### Instructions to follow
Can you return, unchanged, the lines from the one that contains "Convert this document image to plain text." to the last line, with the pictures left out?

### Available data
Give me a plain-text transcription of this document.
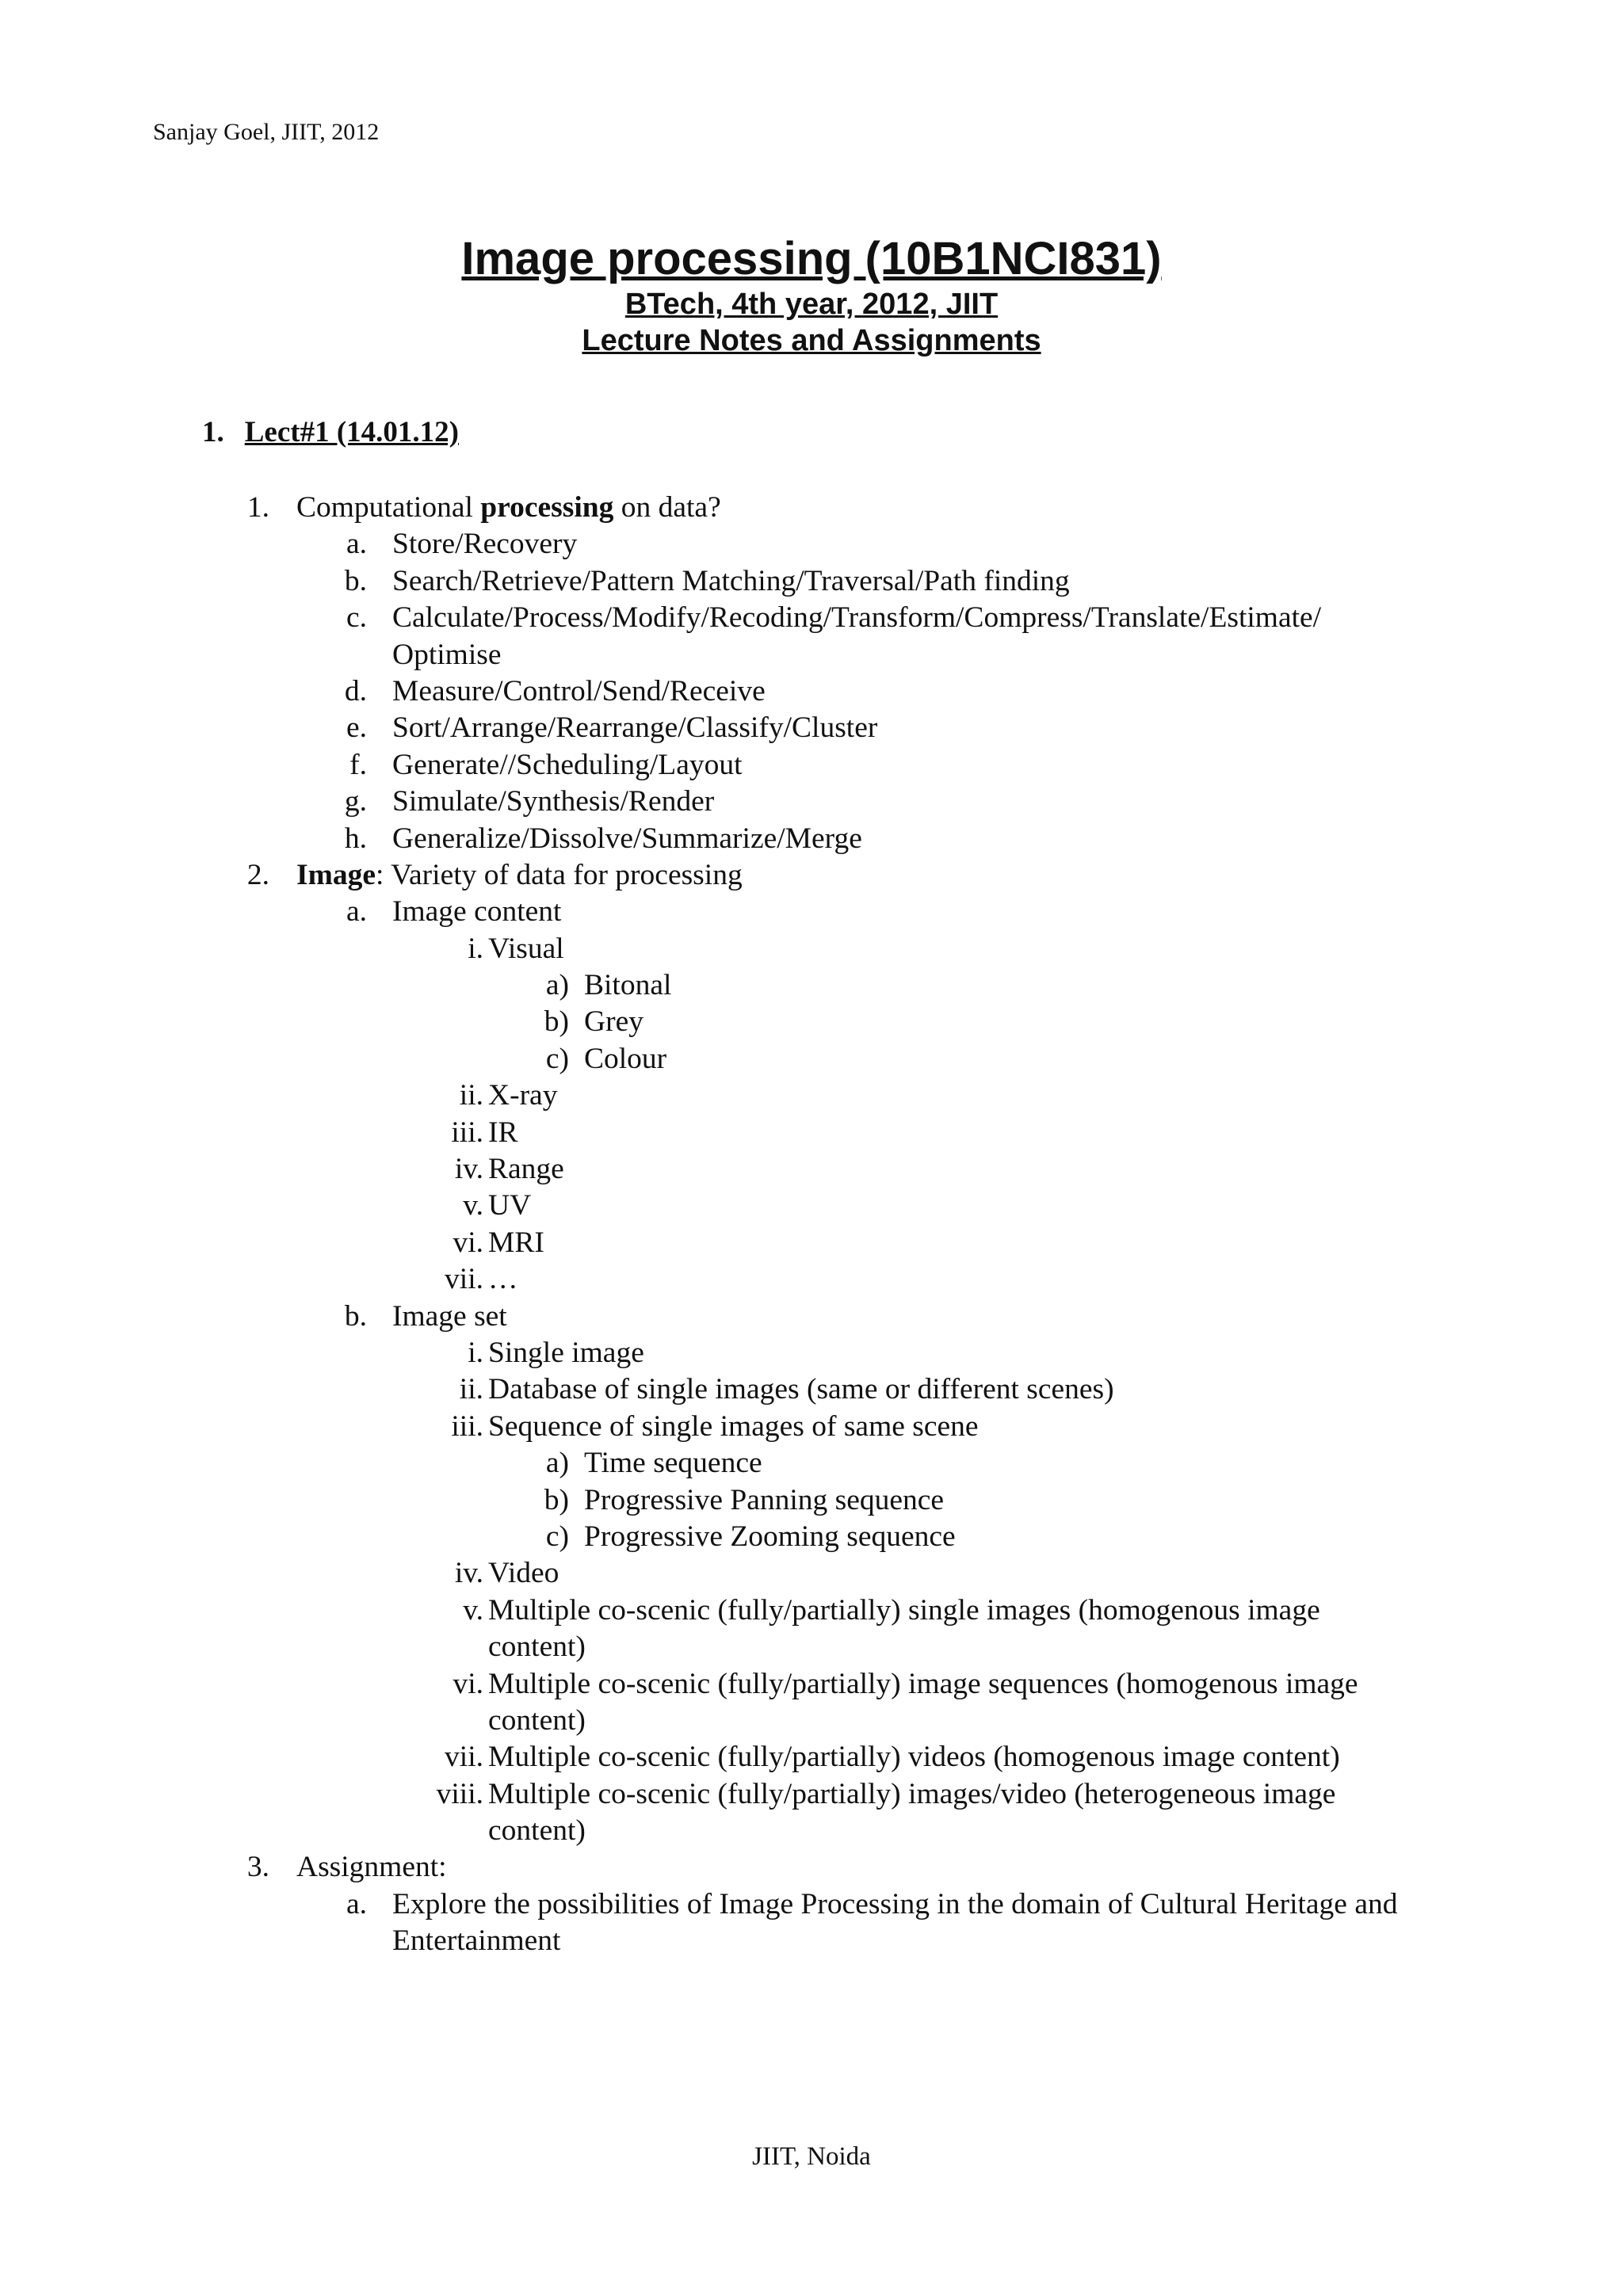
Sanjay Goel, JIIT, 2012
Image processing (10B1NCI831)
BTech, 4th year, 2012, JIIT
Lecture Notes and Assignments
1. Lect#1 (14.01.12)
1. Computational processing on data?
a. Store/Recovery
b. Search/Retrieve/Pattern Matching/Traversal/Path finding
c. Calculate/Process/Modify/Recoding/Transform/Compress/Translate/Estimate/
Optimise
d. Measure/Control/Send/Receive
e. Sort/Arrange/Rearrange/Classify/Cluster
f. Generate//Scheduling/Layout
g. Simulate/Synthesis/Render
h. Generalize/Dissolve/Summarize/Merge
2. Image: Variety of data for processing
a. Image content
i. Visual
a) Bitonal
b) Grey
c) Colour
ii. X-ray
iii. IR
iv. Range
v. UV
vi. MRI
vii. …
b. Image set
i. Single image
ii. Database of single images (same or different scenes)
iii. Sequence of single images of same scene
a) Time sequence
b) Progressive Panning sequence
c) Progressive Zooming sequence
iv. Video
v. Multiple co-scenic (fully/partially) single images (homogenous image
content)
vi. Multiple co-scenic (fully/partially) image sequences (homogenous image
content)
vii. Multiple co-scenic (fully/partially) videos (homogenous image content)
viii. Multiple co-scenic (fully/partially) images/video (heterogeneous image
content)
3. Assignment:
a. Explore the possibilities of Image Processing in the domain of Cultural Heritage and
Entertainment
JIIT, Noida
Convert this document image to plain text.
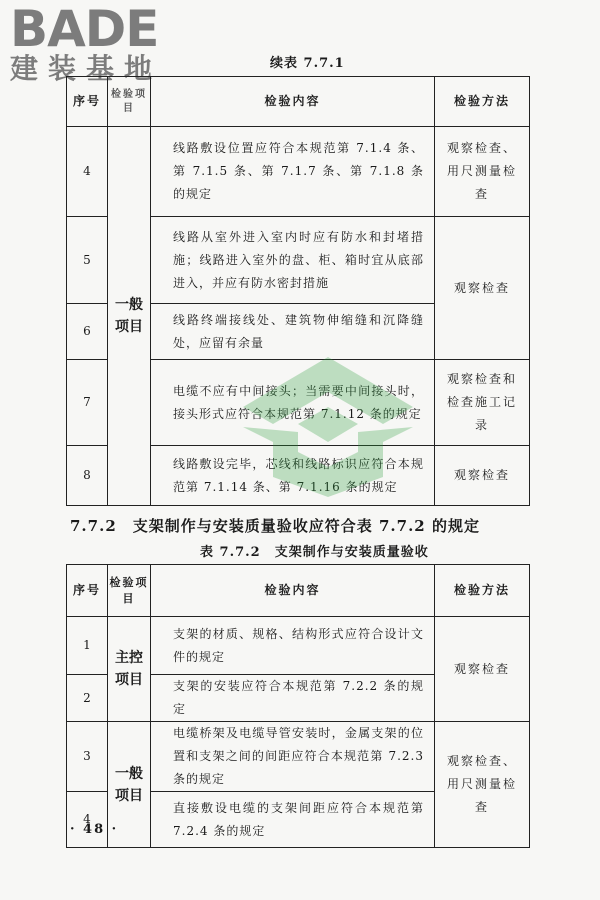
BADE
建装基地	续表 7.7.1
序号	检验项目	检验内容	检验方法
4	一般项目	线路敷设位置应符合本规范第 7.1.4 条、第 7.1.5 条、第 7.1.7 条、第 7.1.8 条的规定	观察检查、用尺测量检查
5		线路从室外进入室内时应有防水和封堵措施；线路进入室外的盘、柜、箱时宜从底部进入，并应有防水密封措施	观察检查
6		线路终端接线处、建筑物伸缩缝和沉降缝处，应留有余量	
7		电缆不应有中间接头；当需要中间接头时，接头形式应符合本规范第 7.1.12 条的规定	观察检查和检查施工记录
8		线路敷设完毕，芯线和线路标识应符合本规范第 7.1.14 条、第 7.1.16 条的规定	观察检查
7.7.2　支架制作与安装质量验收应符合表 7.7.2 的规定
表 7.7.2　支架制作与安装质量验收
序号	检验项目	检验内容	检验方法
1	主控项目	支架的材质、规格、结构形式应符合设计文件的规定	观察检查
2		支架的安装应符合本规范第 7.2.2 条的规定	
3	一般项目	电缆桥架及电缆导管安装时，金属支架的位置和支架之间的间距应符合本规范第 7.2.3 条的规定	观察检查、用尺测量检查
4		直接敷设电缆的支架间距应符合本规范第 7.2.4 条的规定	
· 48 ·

### Finished exercise
Convert this document image to plain text.
BADE
建装基地	续表 7.7.1
序号	检验项目	检验内容	检验方法
4	一般项目	线路敷设位置应符合本规范第 7.1.4 条、第 7.1.5 条、第 7.1.7 条、第 7.1.8 条的规定	观察检查、用尺测量检查
5		线路从室外进入室内时应有防水和封堵措施；线路进入室外的盘、柜、箱时宜从底部进入，并应有防水密封措施	观察检查
6		线路终端接线处、建筑物伸缩缝和沉降缝处，应留有余量	
7		电缆不应有中间接头；当需要中间接头时，接头形式应符合本规范第 7.1.12 条的规定	观察检查和检查施工记录
8		线路敷设完毕，芯线和线路标识应符合本规范第 7.1.14 条、第 7.1.16 条的规定	观察检查
7.7.2　支架制作与安装质量验收应符合表 7.7.2 的规定
表 7.7.2　支架制作与安装质量验收
序号	检验项目	检验内容	检验方法
1	主控项目	支架的材质、规格、结构形式应符合设计文件的规定	观察检查
2		支架的安装应符合本规范第 7.2.2 条的规定	
3	一般项目	电缆桥架及电缆导管安装时，金属支架的位置和支架之间的间距应符合本规范第 7.2.3 条的规定	观察检查、用尺测量检查
4		直接敷设电缆的支架间距应符合本规范第 7.2.4 条的规定	
· 48 ·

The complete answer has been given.